(Dataset items)
—————

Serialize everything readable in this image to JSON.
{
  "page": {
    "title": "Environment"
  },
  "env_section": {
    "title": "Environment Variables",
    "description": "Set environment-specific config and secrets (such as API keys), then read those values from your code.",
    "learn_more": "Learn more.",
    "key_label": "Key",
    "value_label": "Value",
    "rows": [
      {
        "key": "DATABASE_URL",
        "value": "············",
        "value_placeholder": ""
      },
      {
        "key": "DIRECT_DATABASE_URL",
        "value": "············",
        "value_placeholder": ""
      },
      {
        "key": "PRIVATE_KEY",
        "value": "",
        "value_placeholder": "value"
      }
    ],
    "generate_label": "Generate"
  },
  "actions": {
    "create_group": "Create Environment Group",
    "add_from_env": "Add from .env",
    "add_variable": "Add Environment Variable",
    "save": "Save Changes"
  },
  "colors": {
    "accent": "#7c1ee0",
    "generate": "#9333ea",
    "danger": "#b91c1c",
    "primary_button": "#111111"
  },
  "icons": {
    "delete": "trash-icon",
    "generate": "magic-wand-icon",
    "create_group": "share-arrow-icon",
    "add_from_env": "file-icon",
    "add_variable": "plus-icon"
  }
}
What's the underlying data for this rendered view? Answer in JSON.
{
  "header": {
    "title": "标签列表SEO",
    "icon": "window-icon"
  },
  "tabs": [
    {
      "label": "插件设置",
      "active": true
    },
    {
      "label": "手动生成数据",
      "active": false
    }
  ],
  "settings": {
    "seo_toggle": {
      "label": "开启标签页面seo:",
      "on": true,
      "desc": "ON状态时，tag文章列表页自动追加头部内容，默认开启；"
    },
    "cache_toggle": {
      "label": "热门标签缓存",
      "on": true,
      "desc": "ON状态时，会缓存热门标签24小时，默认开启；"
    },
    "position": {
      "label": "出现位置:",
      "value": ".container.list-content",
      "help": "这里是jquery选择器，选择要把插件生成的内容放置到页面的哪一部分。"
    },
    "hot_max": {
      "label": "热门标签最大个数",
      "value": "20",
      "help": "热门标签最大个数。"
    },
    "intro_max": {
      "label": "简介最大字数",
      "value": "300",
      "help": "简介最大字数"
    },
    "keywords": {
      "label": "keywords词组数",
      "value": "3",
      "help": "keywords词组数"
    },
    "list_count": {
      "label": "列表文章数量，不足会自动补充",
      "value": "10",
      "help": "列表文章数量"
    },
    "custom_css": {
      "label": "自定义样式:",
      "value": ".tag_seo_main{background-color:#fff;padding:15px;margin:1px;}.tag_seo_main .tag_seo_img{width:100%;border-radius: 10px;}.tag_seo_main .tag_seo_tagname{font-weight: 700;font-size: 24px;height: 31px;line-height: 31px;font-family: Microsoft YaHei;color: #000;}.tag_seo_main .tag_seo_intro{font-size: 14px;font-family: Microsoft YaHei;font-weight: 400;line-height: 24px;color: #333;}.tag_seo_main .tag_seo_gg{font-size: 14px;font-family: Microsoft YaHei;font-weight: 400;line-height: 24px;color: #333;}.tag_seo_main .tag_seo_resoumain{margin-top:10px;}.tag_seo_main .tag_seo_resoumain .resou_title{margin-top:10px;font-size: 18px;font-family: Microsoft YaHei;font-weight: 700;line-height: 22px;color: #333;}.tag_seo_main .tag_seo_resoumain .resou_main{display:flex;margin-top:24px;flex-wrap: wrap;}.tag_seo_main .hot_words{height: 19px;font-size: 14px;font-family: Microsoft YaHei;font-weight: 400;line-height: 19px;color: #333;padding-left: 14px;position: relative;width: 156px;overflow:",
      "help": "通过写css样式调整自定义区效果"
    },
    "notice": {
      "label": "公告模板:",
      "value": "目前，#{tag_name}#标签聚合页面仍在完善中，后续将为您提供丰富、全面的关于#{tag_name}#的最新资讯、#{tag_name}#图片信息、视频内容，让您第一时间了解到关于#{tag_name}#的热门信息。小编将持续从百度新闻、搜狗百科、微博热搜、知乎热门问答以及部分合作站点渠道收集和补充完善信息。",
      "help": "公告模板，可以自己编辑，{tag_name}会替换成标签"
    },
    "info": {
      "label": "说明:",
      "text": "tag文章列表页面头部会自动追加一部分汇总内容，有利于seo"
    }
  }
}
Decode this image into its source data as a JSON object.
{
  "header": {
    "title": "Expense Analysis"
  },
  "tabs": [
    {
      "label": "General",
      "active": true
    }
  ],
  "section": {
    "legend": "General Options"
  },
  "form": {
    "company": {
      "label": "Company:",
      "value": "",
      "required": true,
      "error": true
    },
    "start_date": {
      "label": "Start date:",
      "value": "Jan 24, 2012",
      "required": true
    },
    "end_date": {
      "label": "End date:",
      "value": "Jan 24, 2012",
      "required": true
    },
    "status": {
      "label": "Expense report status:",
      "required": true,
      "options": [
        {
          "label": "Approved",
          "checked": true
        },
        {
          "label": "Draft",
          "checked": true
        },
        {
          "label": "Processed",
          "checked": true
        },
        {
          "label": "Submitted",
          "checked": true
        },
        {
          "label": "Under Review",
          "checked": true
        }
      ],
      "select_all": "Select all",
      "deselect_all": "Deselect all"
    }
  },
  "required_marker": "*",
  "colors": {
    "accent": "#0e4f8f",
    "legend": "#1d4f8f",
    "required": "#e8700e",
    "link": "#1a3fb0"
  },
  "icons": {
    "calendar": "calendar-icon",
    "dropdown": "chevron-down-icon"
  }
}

—————

# Instructions to follow
Reproduce the material exactly, with every line intact.

# Task response
Serialize everything readable in this image to JSON.
{
  "page": {
    "title": "Environment"
  },
  "env_section": {
    "title": "Environment Variables",
    "description": "Set environment-specific config and secrets (such as API keys), then read those values from your code.",
    "learn_more": "Learn more.",
    "key_label": "Key",
    "value_label": "Value",
    "rows": [
      {
        "key": "DATABASE_URL",
        "value": "············",
        "value_placeholder": ""
      },
      {
        "key": "DIRECT_DATABASE_URL",
        "value": "············",
        "value_placeholder": ""
      },
      {
        "key": "PRIVATE_KEY",
        "value": "",
        "value_placeholder": "value"
      }
    ],
    "generate_label": "Generate"
  },
  "actions": {
    "create_group": "Create Environment Group",
    "add_from_env": "Add from .env",
    "add_variable": "Add Environment Variable",
    "save": "Save Changes"
  },
  "colors": {
    "accent": "#7c1ee0",
    "generate": "#9333ea",
    "danger": "#b91c1c",
    "primary_button": "#111111"
  },
  "icons": {
    "delete": "trash-icon",
    "generate": "magic-wand-icon",
    "create_group": "share-arrow-icon",
    "add_from_env": "file-icon",
    "add_variable": "plus-icon"
  }
}
What's the underlying data for this rendered view? Answer in JSON.
{
  "header": {
    "title": "标签列表SEO",
    "icon": "window-icon"
  },
  "tabs": [
    {
      "label": "插件设置",
      "active": true
    },
    {
      "label": "手动生成数据",
      "active": false
    }
  ],
  "settings": {
    "seo_toggle": {
      "label": "开启标签页面seo:",
      "on": true,
      "desc": "ON状态时，tag文章列表页自动追加头部内容，默认开启；"
    },
    "cache_toggle": {
      "label": "热门标签缓存",
      "on": true,
      "desc": "ON状态时，会缓存热门标签24小时，默认开启；"
    },
    "position": {
      "label": "出现位置:",
      "value": ".container.list-content",
      "help": "这里是jquery选择器，选择要把插件生成的内容放置到页面的哪一部分。"
    },
    "hot_max": {
      "label": "热门标签最大个数",
      "value": "20",
      "help": "热门标签最大个数。"
    },
    "intro_max": {
      "label": "简介最大字数",
      "value": "300",
      "help": "简介最大字数"
    },
    "keywords": {
      "label": "keywords词组数",
      "value": "3",
      "help": "keywords词组数"
    },
    "list_count": {
      "label": "列表文章数量，不足会自动补充",
      "value": "10",
      "help": "列表文章数量"
    },
    "custom_css": {
      "label": "自定义样式:",
      "value": ".tag_seo_main{background-color:#fff;padding:15px;margin:1px;}.tag_seo_main .tag_seo_img{width:100%;border-radius: 10px;}.tag_seo_main .tag_seo_tagname{font-weight: 700;font-size: 24px;height: 31px;line-height: 31px;font-family: Microsoft YaHei;color: #000;}.tag_seo_main .tag_seo_intro{font-size: 14px;font-family: Microsoft YaHei;font-weight: 400;line-height: 24px;color: #333;}.tag_seo_main .tag_seo_gg{font-size: 14px;font-family: Microsoft YaHei;font-weight: 400;line-height: 24px;color: #333;}.tag_seo_main .tag_seo_resoumain{margin-top:10px;}.tag_seo_main .tag_seo_resoumain .resou_title{margin-top:10px;font-size: 18px;font-family: Microsoft YaHei;font-weight: 700;line-height: 22px;color: #333;}.tag_seo_main .tag_seo_resoumain .resou_main{display:flex;margin-top:24px;flex-wrap: wrap;}.tag_seo_main .hot_words{height: 19px;font-size: 14px;font-family: Microsoft YaHei;font-weight: 400;line-height: 19px;color: #333;padding-left: 14px;position: relative;width: 156px;overflow:",
      "help": "通过写css样式调整自定义区效果"
    },
    "notice": {
      "label": "公告模板:",
      "value": "目前，#{tag_name}#标签聚合页面仍在完善中，后续将为您提供丰富、全面的关于#{tag_name}#的最新资讯、#{tag_name}#图片信息、视频内容，让您第一时间了解到关于#{tag_name}#的热门信息。小编将持续从百度新闻、搜狗百科、微博热搜、知乎热门问答以及部分合作站点渠道收集和补充完善信息。",
      "help": "公告模板，可以自己编辑，{tag_name}会替换成标签"
    },
    "info": {
      "label": "说明:",
      "text": "tag文章列表页面头部会自动追加一部分汇总内容，有利于seo"
    }
  }
}
Decode this image into its source data as a JSON object.
{
  "header": {
    "title": "Expense Analysis"
  },
  "tabs": [
    {
      "label": "General",
      "active": true
    }
  ],
  "section": {
    "legend": "General Options"
  },
  "form": {
    "company": {
      "label": "Company:",
      "value": "",
      "required": true,
      "error": true
    },
    "start_date": {
      "label": "Start date:",
      "value": "Jan 24, 2012",
      "required": true
    },
    "end_date": {
      "label": "End date:",
      "value": "Jan 24, 2012",
      "required": true
    },
    "status": {
      "label": "Expense report status:",
      "required": true,
      "options": [
        {
          "label": "Approved",
          "checked": true
        },
        {
          "label": "Draft",
          "checked": true
        },
        {
          "label": "Processed",
          "checked": true
        },
        {
          "label": "Submitted",
          "checked": true
        },
        {
          "label": "Under Review",
          "checked": true
        }
      ],
      "select_all": "Select all",
      "deselect_all": "Deselect all"
    }
  },
  "required_marker": "*",
  "colors": {
    "accent": "#0e4f8f",
    "legend": "#1d4f8f",
    "required": "#e8700e",
    "link": "#1a3fb0"
  },
  "icons": {
    "calendar": "calendar-icon",
    "dropdown": "chevron-down-icon"
  }
}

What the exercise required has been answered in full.